* AIM OF THE TASK *
Extract every line that includes the string "청렴계약".

* MATERIAL PROVIDED *
══════════════════════════════
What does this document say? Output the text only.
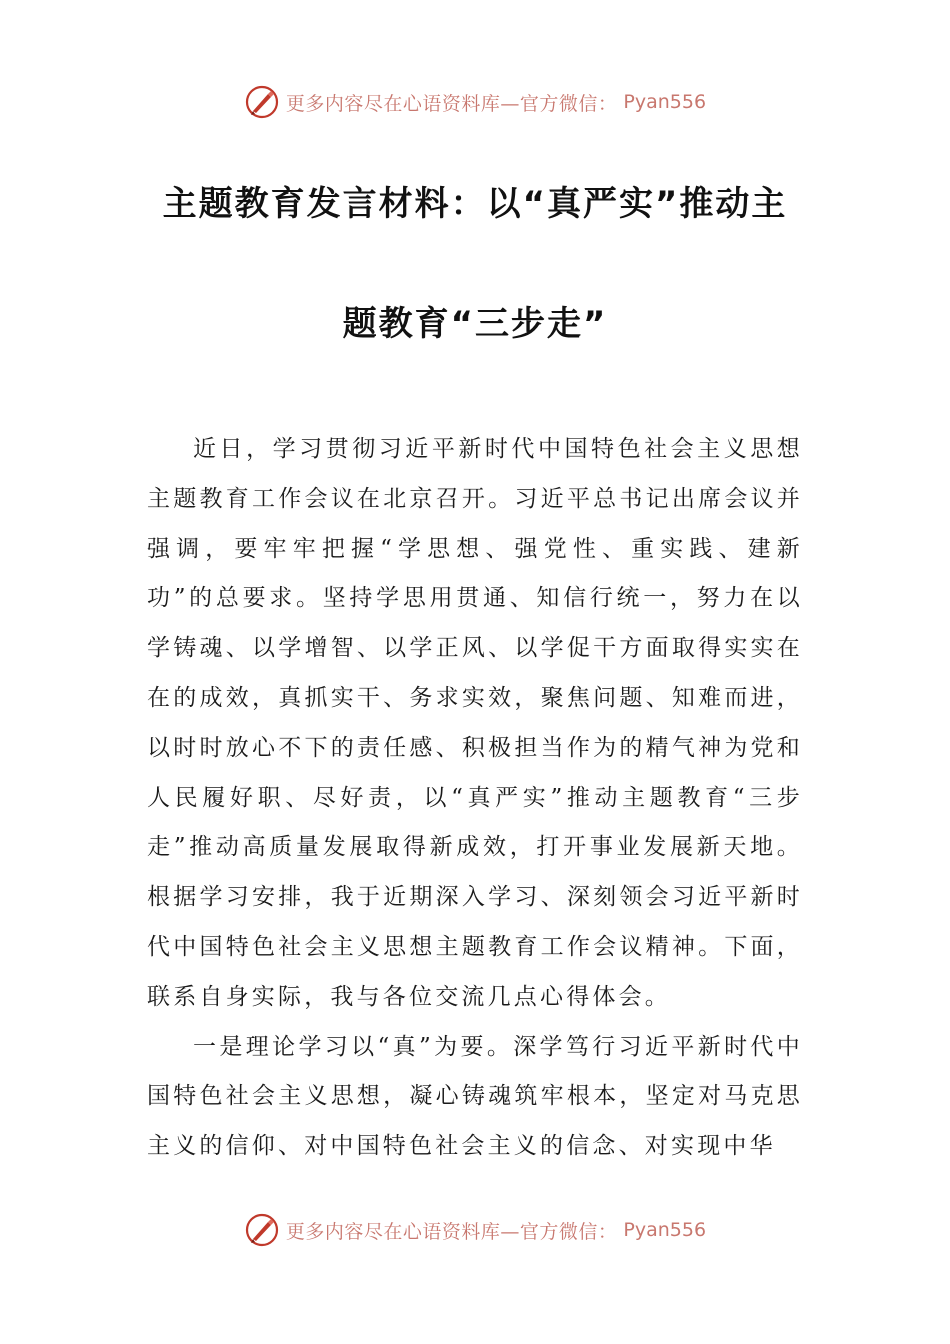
更多内容尽在心语资料库—官方微信： Pyan556
主题教育发言材料：以“真严实”推动主
题教育“三步走”

近日，学习贯彻习近平新时代中国特色社会主义思想主题教育工作会议在北京召开。习近平总书记出席会议并强调，要牢牢把握“学思想、强党性、重实践、建新功”的总要求。坚持学思用贯通、知信行统一，努力在以学铸魂、以学增智、以学正风、以学促干方面取得实实在在的成效，真抓实干、务求实效，聚焦问题、知难而进，以时时放心不下的责任感、积极担当作为的精气神为党和人民履好职、尽好责，以“真严实”推动主题教育“三步走”推动高质量发展取得新成效，打开事业发展新天地。根据学习安排，我于近期深入学习、深刻领会习近平新时代中国特色社会主义思想主题教育工作会议精神。下面，联系自身实际，我与各位交流几点心得体会。

一是理论学习以“真”为要。深学笃行习近平新时代中国特色社会主义思想，凝心铸魂筑牢根本，坚定对马克思主义的信仰、对中国特色社会主义的信念、对实现中华

更多内容尽在心语资料库—官方微信： Pyan556
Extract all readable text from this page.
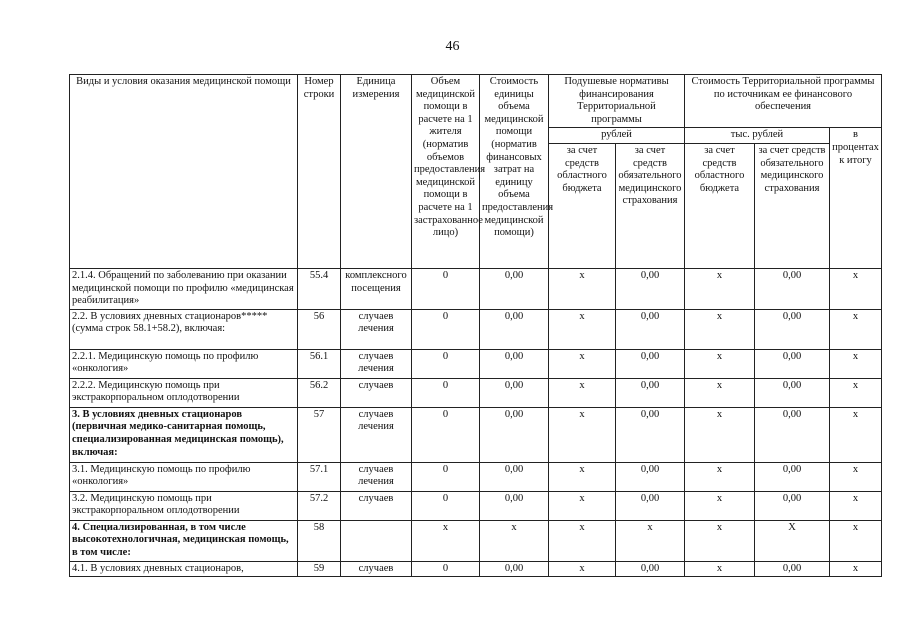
46
Виды и условия оказания медицинской помощи	Номер строки	Единица измерения	Объем медицинской помощи в расчете на 1 жителя (норматив объемов предоставления медицинской помощи в расчете на 1 застрахованное лицо)	Стоимость единицы объема медицинской помощи (норматив финансовых затрат на единицу объема предоставления медицинской помощи)	Подушевые нормативы финансирования Территориальной программы		Стоимость Территориальной программы по источникам ее финансового обеспечения		
					рублей		тыс. рублей		в процентах к итогу
					за счет средств областного бюджета	за счет средств обязательного медицинского страхования	за счет средств областного бюджета	за счет средств обязательного медицинского страхования	
2.1.4. Обращений по заболеванию при оказании медицинской помощи по профилю «медицинская реабилитация»	55.4	комплексного посещения	0	0,00	x	0,00	x	0,00	x
2.2. В условиях дневных стационаров***** (сумма строк 58.1+58.2), включая:	56	случаев лечения	0	0,00	x	0,00	x	0,00	x
2.2.1. Медицинскую помощь по профилю «онкология»	56.1	случаев лечения	0	0,00	x	0,00	x	0,00	x
2.2.2. Медицинскую помощь при экстракорпоральном оплодотворении	56.2	случаев	0	0,00	x	0,00	x	0,00	x
3. В условиях дневных стационаров (первичная медико-санитарная помощь, специализированная медицинская помощь), включая:	57	случаев лечения	0	0,00	x	0,00	x	0,00	x
3.1. Медицинскую помощь по профилю «онкология»	57.1	случаев лечения	0	0,00	x	0,00	x	0,00	x
3.2. Медицинскую помощь при экстракорпоральном оплодотворении	57.2	случаев	0	0,00	x	0,00	x	0,00	x
4. Специализированная, в том числе высокотехнологичная, медицинская помощь, в том числе:	58		x	x	x	x	x	X	x
4.1. В условиях дневных стационаров,	59	случаев	0	0,00	x	0,00	x	0,00	x
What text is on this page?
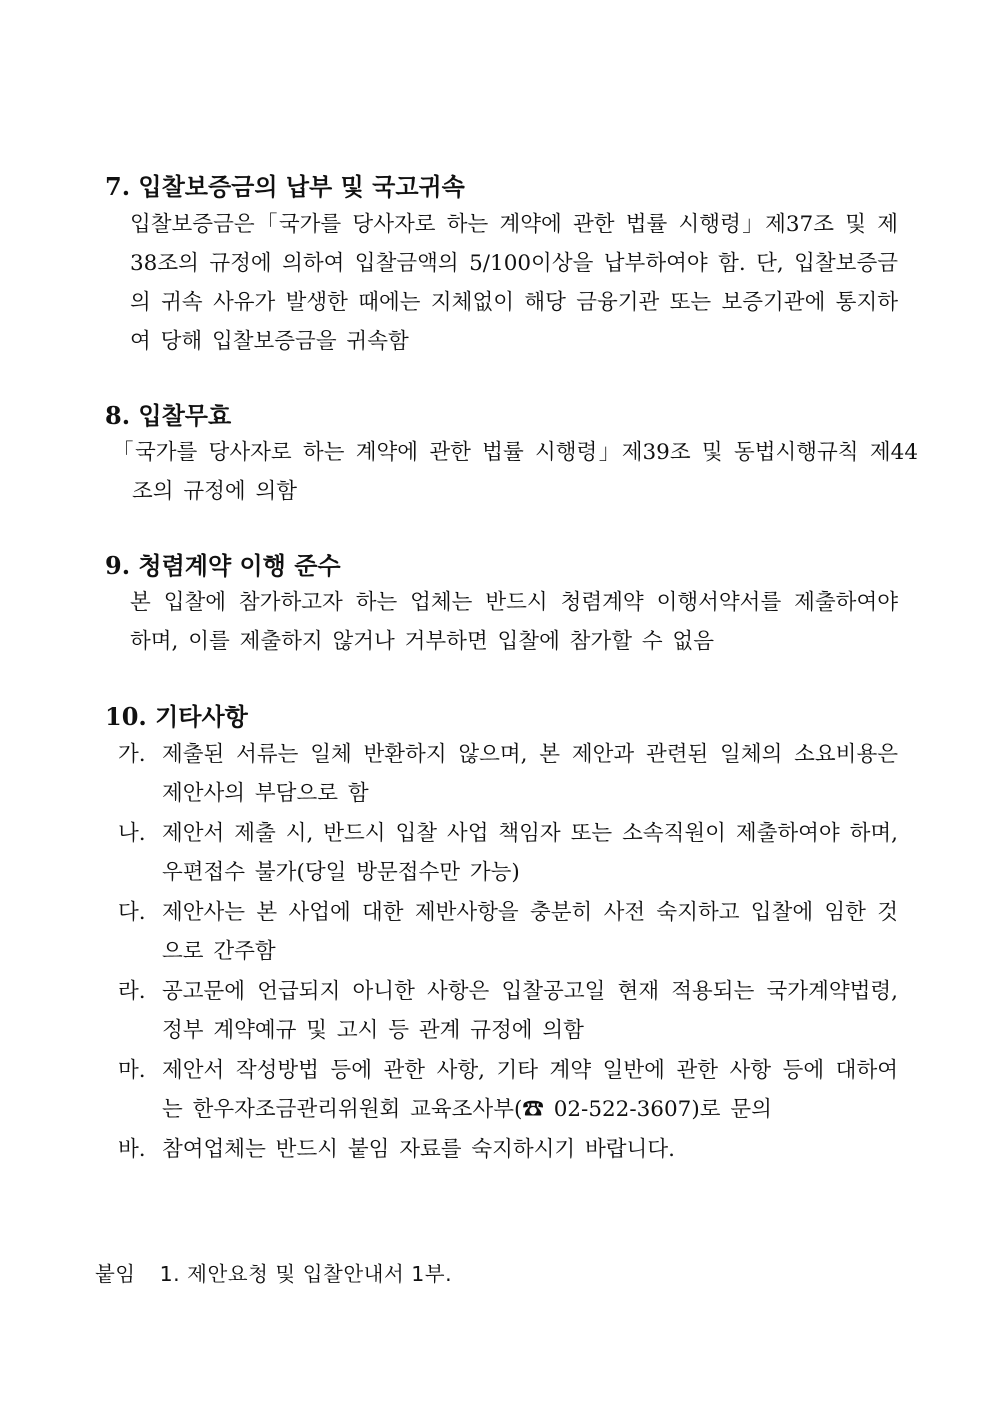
7. 입찰보증금의 납부 및 국고귀속
입찰보증금은「국가를 당사자로 하는 계약에 관한 법률 시행령」제37조 및 제38조의 규정에 의하여 입찰금액의 5/100이상을 납부하여야 함. 단, 입찰보증금의 귀속 사유가 발생한 때에는 지체없이 해당 금융기관 또는 보증기관에 통지하여 당해 입찰보증금을 귀속함
8. 입찰무효
「국가를 당사자로 하는 계약에 관한 법률 시행령」제39조 및 동법시행규칙 제44조의 규정에 의함
9. 청렴계약 이행 준수
본 입찰에 참가하고자 하는 업체는 반드시 청렴계약 이행서약서를 제출하여야 하며, 이를 제출하지 않거나 거부하면 입찰에 참가할 수 없음
10. 기타사항
가. 제출된 서류는 일체 반환하지 않으며, 본 제안과 관련된 일체의 소요비용은 제안사의 부담으로 함
나. 제안서 제출 시, 반드시 입찰 사업 책임자 또는 소속직원이 제출하여야 하며, 우편접수 불가(당일 방문접수만 가능)
다. 제안사는 본 사업에 대한 제반사항을 충분히 사전 숙지하고 입찰에 임한 것으로 간주함
라. 공고문에 언급되지 아니한 사항은 입찰공고일 현재 적용되는 국가계약법령, 정부 계약예규 및 고시 등 관계 규정에 의함
마. 제안서 작성방법 등에 관한 사항, 기타 계약 일반에 관한 사항 등에 대하여는 한우자조금관리위원회 교육조사부(☎ 02-522-3607)로 문의
바. 참여업체는 반드시 붙임 자료를 숙지하시기 바랍니다.
붙임 1. 제안요청 및 입찰안내서 1부.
══════════════════════════════
* FINISHED TASK *
9. 청렴계약 이행 준수
본 입찰에 참가하고자 하는 업체는 반드시 청렴계약 이행서약서를 제출하여야 하며, 이를 제출하지 않거나 거부하면 입찰에 참가할 수 없음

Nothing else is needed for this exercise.